## [EXERCISE REQUIREMENTS]
Starting at the line that contains "Output a JSON", retype each line to the end of the listing below. Include both ends, but not the pictures.

---*---

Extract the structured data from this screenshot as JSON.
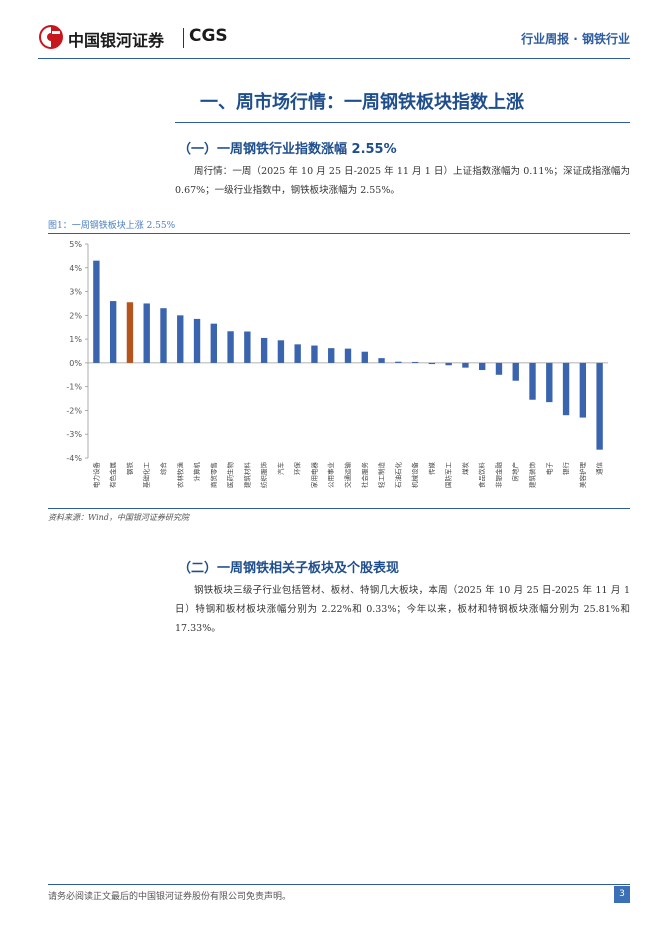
{
  "header": {
    "brand_cn": "中国银河证券",
    "brand_en": "CGS",
    "report_type": "行业周报 · 钢铁行业"
  },
  "section": {
    "title": "一、周市场行情：一周钢铁板块指数上涨"
  },
  "subsection_1": {
    "title": "（一）一周钢铁行业指数涨幅 2.55%",
    "paragraph": "周行情：一周（2025 年 10 月 25 日-2025 年 11 月 1 日）上证指数涨幅为 0.11%；深证成指涨幅为 0.67%；一级行业指数中，钢铁板块涨幅为 2.55%。"
  },
  "figure": {
    "title": "图1：一周钢铁板块上涨 2.55%",
    "source": "资料来源：Wind，中国银河证券研究院"
  },
  "chart_data": {
    "type": "bar",
    "title": "",
    "xlabel": "",
    "ylabel": "",
    "ylim": [
      -4,
      5
    ],
    "yticks": [
      "5%",
      "4%",
      "3%",
      "2%",
      "1%",
      "0%",
      "-1%",
      "-2%",
      "-3%",
      "-4%"
    ],
    "grid": false,
    "bar_color": "#3a64ae",
    "highlight_color": "#b5541c",
    "highlight_category": "钢铁",
    "categories": [
      "电力设备",
      "有色金属",
      "钢铁",
      "基础化工",
      "综合",
      "农林牧渔",
      "计算机",
      "商贸零售",
      "医药生物",
      "建筑材料",
      "纺织服饰",
      "汽车",
      "环保",
      "家用电器",
      "公用事业",
      "交通运输",
      "社会服务",
      "轻工制造",
      "石油石化",
      "机械设备",
      "传媒",
      "国防军工",
      "煤炭",
      "食品饮料",
      "非银金融",
      "房地产",
      "建筑装饰",
      "电子",
      "银行",
      "美容护理",
      "通信"
    ],
    "values": [
      4.3,
      2.6,
      2.55,
      2.5,
      2.3,
      2.0,
      1.85,
      1.65,
      1.33,
      1.32,
      1.05,
      0.95,
      0.78,
      0.73,
      0.62,
      0.6,
      0.47,
      0.2,
      0.05,
      0.04,
      -0.05,
      -0.1,
      -0.2,
      -0.3,
      -0.5,
      -0.75,
      -1.55,
      -1.65,
      -2.2,
      -2.3,
      -3.65
    ]
  },
  "subsection_2": {
    "title": "（二）一周钢铁相关子板块及个股表现",
    "paragraph": "钢铁板块三级子行业包括管材、板材、特钢几大板块，本周（2025 年 10 月 25 日-2025 年 11 月 1 日）特钢和板材板块涨幅分别为 2.22%和 0.33%；今年以来，板材和特钢板块涨幅分别为 25.81%和 17.33%。"
  },
  "footer": {
    "disclaimer": "请务必阅读正文最后的中国银河证券股份有限公司免责声明。",
    "page_number": "3"
  }
}
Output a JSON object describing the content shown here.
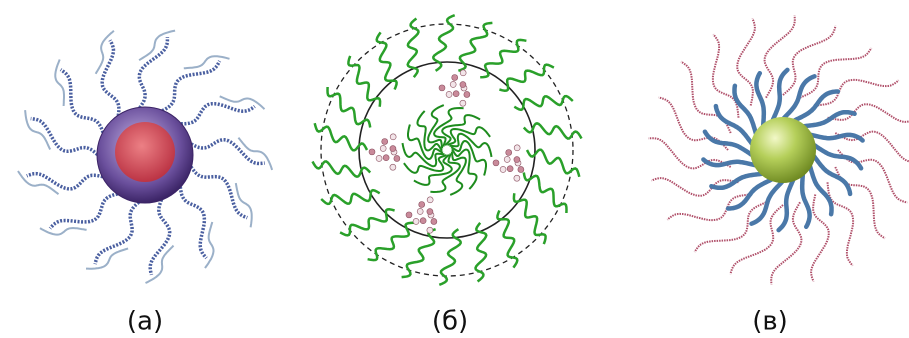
{
  "labels": [
    "(а)",
    "(б)",
    "(в)"
  ]
}
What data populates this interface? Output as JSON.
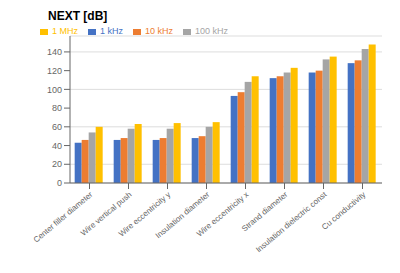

---*---

## [FINAL RESULT]
Output a JSON object describing the content shown here.
{
  "labels": [
    "(а)",
    "(б)",
    "(в)"
  ]
}
What data populates this interface? Output as JSON.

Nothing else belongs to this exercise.